[GIVEN EXERCISE]:
Restate the entries below word for word, omitting nothing.

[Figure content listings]
--------------------

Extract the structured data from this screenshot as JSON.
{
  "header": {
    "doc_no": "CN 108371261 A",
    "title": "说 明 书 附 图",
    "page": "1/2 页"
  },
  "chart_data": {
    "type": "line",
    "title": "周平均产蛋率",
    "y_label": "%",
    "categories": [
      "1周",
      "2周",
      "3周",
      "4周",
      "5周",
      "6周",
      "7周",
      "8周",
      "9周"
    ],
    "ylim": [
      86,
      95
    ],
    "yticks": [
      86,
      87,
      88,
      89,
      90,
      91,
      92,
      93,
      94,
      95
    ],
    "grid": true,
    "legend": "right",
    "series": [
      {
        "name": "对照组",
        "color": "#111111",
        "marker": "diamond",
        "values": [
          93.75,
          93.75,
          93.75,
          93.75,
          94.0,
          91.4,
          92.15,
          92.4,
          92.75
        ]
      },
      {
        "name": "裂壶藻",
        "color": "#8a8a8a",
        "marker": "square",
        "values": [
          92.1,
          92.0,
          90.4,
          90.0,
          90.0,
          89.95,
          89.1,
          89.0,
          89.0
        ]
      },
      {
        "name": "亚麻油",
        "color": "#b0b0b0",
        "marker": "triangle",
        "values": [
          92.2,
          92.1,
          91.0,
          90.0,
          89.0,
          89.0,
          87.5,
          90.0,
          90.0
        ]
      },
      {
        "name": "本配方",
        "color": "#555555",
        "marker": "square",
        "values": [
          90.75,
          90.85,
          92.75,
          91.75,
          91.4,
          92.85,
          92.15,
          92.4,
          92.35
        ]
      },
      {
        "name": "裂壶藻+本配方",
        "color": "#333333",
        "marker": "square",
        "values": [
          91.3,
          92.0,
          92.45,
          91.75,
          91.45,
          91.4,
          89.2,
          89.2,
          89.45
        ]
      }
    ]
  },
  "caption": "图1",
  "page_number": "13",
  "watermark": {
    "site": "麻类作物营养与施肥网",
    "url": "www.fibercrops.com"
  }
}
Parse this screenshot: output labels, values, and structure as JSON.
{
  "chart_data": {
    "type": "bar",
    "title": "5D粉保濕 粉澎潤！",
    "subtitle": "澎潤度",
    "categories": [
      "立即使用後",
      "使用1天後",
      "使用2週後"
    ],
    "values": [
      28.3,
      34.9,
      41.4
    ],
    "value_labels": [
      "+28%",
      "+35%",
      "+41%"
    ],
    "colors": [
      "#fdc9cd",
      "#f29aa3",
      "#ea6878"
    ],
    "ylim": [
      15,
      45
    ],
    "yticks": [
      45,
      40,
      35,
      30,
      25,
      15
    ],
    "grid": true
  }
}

--------------------

[SOLVED PROBLEM]:
Extract the structured data from this screenshot as JSON.
{
  "header": {
    "doc_no": "CN 108371261 A",
    "title": "说 明 书 附 图",
    "page": "1/2 页"
  },
  "chart_data": {
    "type": "line",
    "title": "周平均产蛋率",
    "y_label": "%",
    "categories": [
      "1周",
      "2周",
      "3周",
      "4周",
      "5周",
      "6周",
      "7周",
      "8周",
      "9周"
    ],
    "ylim": [
      86,
      95
    ],
    "yticks": [
      86,
      87,
      88,
      89,
      90,
      91,
      92,
      93,
      94,
      95
    ],
    "grid": true,
    "legend": "right",
    "series": [
      {
        "name": "对照组",
        "color": "#111111",
        "marker": "diamond",
        "values": [
          93.75,
          93.75,
          93.75,
          93.75,
          94.0,
          91.4,
          92.15,
          92.4,
          92.75
        ]
      },
      {
        "name": "裂壶藻",
        "color": "#8a8a8a",
        "marker": "square",
        "values": [
          92.1,
          92.0,
          90.4,
          90.0,
          90.0,
          89.95,
          89.1,
          89.0,
          89.0
        ]
      },
      {
        "name": "亚麻油",
        "color": "#b0b0b0",
        "marker": "triangle",
        "values": [
          92.2,
          92.1,
          91.0,
          90.0,
          89.0,
          89.0,
          87.5,
          90.0,
          90.0
        ]
      },
      {
        "name": "本配方",
        "color": "#555555",
        "marker": "square",
        "values": [
          90.75,
          90.85,
          92.75,
          91.75,
          91.4,
          92.85,
          92.15,
          92.4,
          92.35
        ]
      },
      {
        "name": "裂壶藻+本配方",
        "color": "#333333",
        "marker": "square",
        "values": [
          91.3,
          92.0,
          92.45,
          91.75,
          91.45,
          91.4,
          89.2,
          89.2,
          89.45
        ]
      }
    ]
  },
  "caption": "图1",
  "page_number": "13",
  "watermark": {
    "site": "麻类作物营养与施肥网",
    "url": "www.fibercrops.com"
  }
}
Parse this screenshot: output labels, values, and structure as JSON.
{
  "chart_data": {
    "type": "bar",
    "title": "5D粉保濕 粉澎潤！",
    "subtitle": "澎潤度",
    "categories": [
      "立即使用後",
      "使用1天後",
      "使用2週後"
    ],
    "values": [
      28.3,
      34.9,
      41.4
    ],
    "value_labels": [
      "+28%",
      "+35%",
      "+41%"
    ],
    "colors": [
      "#fdc9cd",
      "#f29aa3",
      "#ea6878"
    ],
    "ylim": [
      15,
      45
    ],
    "yticks": [
      45,
      40,
      35,
      30,
      25,
      15
    ],
    "grid": true
  }
}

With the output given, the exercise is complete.